From the passage on seafloor research with ROV QUEST, return the text from "Even with the" up to and including "team on board.", copied word for word.

*Text passage*:
/---

Dive240_0019: Bacterial mats on reduced sulfidic mats. (Source MARUM; University Bremen).
One condition for this work is the precise positioning at the seafloor. Whether we measure the area and distribution of habitats, or sample representative seafloor regions, or deploy and relocate analytical instruments, we need to know exactly where we are. This is not easily realized 1000m below the sea – but today, advanced positioning tools and special computer programs help to allow a precision of ca. ±10 m. This is about as far as we can see under water with the light setting of the ROV. It may sound strange, but you can easily get lost searching a marker or an instrument when you don’t have precise coordinates. This can ruin an entire dive, just imaging that you have 8 hours sampling time, and 90% thereof you would spend finding that one bacterial mat you had visited three years ago and need to core again. So during the dives, and with all winch-operated instruments we take great care to geo-reference them carefully. Basically, nothing is done without a time stamp and longitude/latitude note.

Even with the video-guided multicorer, equipped with a transponder for positioning, we can now place the corer precisely on a 3x3 m spot at the seafloor. This time we targeted some smelly muds, carrying the signature of high microbial activity. Our mud gang was getting challenged not only by the fluid mud, but also by heavy rain and thunderstorms, which came up unexpectedly. A third task on board is the habitat mapping using geophysical means. We need precise maps of the area, and especially of the origin of fluids and muds at the seabed, and this work is the main task of the MARUM team on board.

Another major advance that we explored during the first few dives is the new downward looking camera of ROV QUEST. Underwater photography is a real art, not only because it is really difficult to get the right camera settings, light conditions, and objects altogether in one place. Those scientists who spend a lot of time diving with submersibles learn how much you can read from a seafloor surface and its many patterns. But very little thereof is documented, because it is technically difficult to get well-referenced, high quality photos. With the new camera, we can focus closely onto the seafloor, and basically look into the worm burrows which are littering the seafloor. And so we have learned it is not a worm but a large shrimp engineering the mud habitat to an extensive system of mound dwellings. Also, we can compare the different macro-features specific for different types of large sulfur oxidizing bacteria. For example, looking at the type of bacterial mat covering the sulfidic muds of our second working area, we can already tell and document that it is dominated by Beggiatoa-related bacteria, simply because the cell filaments form specific patterns on the seafloor.

\---

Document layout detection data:
/---

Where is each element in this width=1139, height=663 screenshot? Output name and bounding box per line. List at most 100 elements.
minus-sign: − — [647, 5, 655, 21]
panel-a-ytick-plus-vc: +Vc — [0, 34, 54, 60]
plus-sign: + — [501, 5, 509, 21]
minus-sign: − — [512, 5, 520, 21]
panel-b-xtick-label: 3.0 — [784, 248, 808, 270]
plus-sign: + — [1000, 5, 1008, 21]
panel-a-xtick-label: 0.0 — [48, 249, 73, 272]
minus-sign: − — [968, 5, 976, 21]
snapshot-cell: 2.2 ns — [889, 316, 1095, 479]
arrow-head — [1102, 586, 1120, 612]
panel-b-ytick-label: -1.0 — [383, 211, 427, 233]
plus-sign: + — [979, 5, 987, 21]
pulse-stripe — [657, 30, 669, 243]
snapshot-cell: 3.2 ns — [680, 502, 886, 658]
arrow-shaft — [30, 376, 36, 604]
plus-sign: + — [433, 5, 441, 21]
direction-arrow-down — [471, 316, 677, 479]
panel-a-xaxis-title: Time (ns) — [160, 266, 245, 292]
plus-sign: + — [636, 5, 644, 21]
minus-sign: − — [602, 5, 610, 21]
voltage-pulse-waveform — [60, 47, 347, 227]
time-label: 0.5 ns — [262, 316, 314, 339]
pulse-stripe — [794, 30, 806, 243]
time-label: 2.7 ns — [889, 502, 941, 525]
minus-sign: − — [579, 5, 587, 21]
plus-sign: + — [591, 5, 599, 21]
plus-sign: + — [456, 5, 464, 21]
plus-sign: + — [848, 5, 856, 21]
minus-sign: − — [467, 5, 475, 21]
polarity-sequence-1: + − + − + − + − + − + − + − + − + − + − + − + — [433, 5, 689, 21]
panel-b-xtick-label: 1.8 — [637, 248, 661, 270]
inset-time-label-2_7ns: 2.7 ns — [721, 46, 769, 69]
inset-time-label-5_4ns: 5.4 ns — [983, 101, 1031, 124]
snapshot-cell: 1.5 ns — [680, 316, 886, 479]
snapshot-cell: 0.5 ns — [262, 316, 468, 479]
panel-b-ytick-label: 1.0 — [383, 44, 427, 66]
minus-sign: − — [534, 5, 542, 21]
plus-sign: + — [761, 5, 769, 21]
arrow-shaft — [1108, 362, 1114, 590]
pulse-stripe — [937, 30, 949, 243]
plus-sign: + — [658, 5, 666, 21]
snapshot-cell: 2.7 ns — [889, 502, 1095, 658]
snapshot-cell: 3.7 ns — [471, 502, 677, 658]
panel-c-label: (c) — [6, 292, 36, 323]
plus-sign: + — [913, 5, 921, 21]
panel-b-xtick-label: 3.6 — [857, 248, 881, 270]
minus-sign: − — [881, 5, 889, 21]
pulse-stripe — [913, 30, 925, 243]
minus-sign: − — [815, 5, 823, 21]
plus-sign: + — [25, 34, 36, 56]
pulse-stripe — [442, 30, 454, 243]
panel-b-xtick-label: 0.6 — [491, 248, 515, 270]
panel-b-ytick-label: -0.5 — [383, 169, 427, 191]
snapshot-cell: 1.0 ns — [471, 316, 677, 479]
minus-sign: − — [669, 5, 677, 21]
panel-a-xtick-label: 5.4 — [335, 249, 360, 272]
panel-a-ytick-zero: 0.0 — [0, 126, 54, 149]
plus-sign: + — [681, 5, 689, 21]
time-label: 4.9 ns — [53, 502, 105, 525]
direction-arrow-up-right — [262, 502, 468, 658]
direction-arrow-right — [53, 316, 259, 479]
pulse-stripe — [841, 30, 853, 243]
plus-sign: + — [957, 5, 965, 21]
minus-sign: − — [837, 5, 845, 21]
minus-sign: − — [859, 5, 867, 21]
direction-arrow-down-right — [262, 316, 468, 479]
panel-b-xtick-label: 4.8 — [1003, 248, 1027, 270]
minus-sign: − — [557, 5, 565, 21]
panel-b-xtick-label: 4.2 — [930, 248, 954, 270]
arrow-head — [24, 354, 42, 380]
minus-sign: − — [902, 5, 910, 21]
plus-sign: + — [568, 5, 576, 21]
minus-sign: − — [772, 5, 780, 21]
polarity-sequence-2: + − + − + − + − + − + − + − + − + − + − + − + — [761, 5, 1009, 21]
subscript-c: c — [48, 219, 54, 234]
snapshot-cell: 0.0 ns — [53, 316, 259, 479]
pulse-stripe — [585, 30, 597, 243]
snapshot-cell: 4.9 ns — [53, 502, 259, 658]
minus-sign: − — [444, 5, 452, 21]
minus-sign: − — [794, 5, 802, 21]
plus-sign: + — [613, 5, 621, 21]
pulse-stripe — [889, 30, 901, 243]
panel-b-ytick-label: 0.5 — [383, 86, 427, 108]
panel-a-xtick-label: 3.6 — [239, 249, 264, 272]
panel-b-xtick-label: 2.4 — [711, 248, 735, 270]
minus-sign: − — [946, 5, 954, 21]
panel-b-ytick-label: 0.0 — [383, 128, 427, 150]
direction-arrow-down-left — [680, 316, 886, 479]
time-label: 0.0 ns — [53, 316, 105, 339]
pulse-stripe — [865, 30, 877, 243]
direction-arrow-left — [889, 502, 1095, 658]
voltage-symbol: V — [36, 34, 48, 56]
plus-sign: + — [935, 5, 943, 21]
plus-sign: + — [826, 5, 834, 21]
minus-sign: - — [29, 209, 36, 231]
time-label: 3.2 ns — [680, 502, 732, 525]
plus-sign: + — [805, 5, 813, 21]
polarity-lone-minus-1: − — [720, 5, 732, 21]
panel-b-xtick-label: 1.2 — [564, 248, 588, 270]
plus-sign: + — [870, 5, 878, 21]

\---

*Solution to this exercise*:
Even with the video-guided multicorer, equipped with a transponder for positioning, we can now place the corer precisely on a 3x3 m spot at the seafloor. This time we targeted some smelly muds, carrying the signature of high microbial activity. Our mud gang was getting challenged not only by the fluid mud, but also by heavy rain and thunderstorms, which came up unexpectedly. A third task on board is the habitat mapping using geophysical means. We need precise maps of the area, and especially of the origin of fluids and muds at the seabed, and this work is the main task of the MARUM team on board.